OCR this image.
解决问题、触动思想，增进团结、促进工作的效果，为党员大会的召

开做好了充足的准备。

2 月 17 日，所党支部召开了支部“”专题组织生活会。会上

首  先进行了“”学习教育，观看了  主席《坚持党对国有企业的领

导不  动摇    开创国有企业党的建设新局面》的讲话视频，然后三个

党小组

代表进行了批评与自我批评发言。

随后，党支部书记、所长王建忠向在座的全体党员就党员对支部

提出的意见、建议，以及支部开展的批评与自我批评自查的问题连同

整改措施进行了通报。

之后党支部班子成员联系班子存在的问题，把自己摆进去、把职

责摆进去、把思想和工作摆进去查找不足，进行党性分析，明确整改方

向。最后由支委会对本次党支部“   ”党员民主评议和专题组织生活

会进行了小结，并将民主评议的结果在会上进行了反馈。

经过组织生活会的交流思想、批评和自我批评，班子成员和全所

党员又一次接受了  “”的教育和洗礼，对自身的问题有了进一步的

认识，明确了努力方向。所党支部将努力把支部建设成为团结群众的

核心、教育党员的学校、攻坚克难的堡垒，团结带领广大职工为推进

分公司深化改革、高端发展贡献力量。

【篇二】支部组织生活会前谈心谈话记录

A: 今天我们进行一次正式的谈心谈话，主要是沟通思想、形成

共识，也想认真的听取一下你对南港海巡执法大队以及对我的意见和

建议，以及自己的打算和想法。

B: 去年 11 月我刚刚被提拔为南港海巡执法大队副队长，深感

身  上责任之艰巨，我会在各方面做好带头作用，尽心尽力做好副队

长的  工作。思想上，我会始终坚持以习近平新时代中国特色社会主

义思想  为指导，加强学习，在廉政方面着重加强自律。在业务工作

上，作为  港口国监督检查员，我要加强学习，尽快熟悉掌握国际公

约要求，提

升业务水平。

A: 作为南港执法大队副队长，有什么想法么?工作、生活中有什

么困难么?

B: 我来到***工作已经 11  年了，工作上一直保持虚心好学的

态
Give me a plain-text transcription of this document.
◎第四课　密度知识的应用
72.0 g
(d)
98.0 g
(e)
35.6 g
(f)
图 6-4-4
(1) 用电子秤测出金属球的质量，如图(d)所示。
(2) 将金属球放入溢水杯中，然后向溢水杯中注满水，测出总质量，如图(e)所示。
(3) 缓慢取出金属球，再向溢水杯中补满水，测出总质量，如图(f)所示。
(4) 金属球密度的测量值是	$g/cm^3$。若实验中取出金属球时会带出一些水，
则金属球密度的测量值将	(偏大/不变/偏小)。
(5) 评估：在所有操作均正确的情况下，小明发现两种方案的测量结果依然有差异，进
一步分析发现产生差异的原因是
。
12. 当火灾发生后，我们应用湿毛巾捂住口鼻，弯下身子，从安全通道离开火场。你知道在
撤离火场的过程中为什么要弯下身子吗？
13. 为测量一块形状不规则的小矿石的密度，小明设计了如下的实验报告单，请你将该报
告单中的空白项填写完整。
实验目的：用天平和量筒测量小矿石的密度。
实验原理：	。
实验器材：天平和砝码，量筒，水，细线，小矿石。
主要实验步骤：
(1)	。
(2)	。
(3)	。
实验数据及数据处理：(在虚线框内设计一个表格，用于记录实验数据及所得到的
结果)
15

· · · ·

Print all the data exactly.

OCR this image.
解决问题、触动思想，增进团结、促进工作的效果，为党员大会的召

开做好了充足的准备。

2 月 17 日，所党支部召开了支部“”专题组织生活会。会上

首  先进行了“”学习教育，观看了  主席《坚持党对国有企业的领

导不  动摇    开创国有企业党的建设新局面》的讲话视频，然后三个

党小组

代表进行了批评与自我批评发言。

随后，党支部书记、所长王建忠向在座的全体党员就党员对支部

提出的意见、建议，以及支部开展的批评与自我批评自查的问题连同

整改措施进行了通报。

之后党支部班子成员联系班子存在的问题，把自己摆进去、把职

责摆进去、把思想和工作摆进去查找不足，进行党性分析，明确整改方

向。最后由支委会对本次党支部“   ”党员民主评议和专题组织生活

会进行了小结，并将民主评议的结果在会上进行了反馈。

经过组织生活会的交流思想、批评和自我批评，班子成员和全所

党员又一次接受了  “”的教育和洗礼，对自身的问题有了进一步的

认识，明确了努力方向。所党支部将努力把支部建设成为团结群众的

核心、教育党员的学校、攻坚克难的堡垒，团结带领广大职工为推进

分公司深化改革、高端发展贡献力量。

【篇二】支部组织生活会前谈心谈话记录

A: 今天我们进行一次正式的谈心谈话，主要是沟通思想、形成

共识，也想认真的听取一下你对南港海巡执法大队以及对我的意见和

建议，以及自己的打算和想法。

B: 去年 11 月我刚刚被提拔为南港海巡执法大队副队长，深感

身  上责任之艰巨，我会在各方面做好带头作用，尽心尽力做好副队

长的  工作。思想上，我会始终坚持以习近平新时代中国特色社会主

义思想  为指导，加强学习，在廉政方面着重加强自律。在业务工作

上，作为  港口国监督检查员，我要加强学习，尽快熟悉掌握国际公

约要求，提

升业务水平。

A: 作为南港执法大队副队长，有什么想法么?工作、生活中有什

么困难么?

B: 我来到***工作已经 11  年了，工作上一直保持虚心好学的

态
Give me a plain-text transcription of this document.
◎第四课　密度知识的应用
72.0 g
(d)
98.0 g
(e)
35.6 g
(f)
图 6-4-4
(1) 用电子秤测出金属球的质量，如图(d)所示。
(2) 将金属球放入溢水杯中，然后向溢水杯中注满水，测出总质量，如图(e)所示。
(3) 缓慢取出金属球，再向溢水杯中补满水，测出总质量，如图(f)所示。
(4) 金属球密度的测量值是	$g/cm^3$。若实验中取出金属球时会带出一些水，
则金属球密度的测量值将	(偏大/不变/偏小)。
(5) 评估：在所有操作均正确的情况下，小明发现两种方案的测量结果依然有差异，进
一步分析发现产生差异的原因是
。
12. 当火灾发生后，我们应用湿毛巾捂住口鼻，弯下身子，从安全通道离开火场。你知道在
撤离火场的过程中为什么要弯下身子吗？
13. 为测量一块形状不规则的小矿石的密度，小明设计了如下的实验报告单，请你将该报
告单中的空白项填写完整。
实验目的：用天平和量筒测量小矿石的密度。
实验原理：	。
实验器材：天平和砝码，量筒，水，细线，小矿石。
主要实验步骤：
(1)	。
(2)	。
(3)	。
实验数据及数据处理：(在虚线框内设计一个表格，用于记录实验数据及所得到的
结果)
15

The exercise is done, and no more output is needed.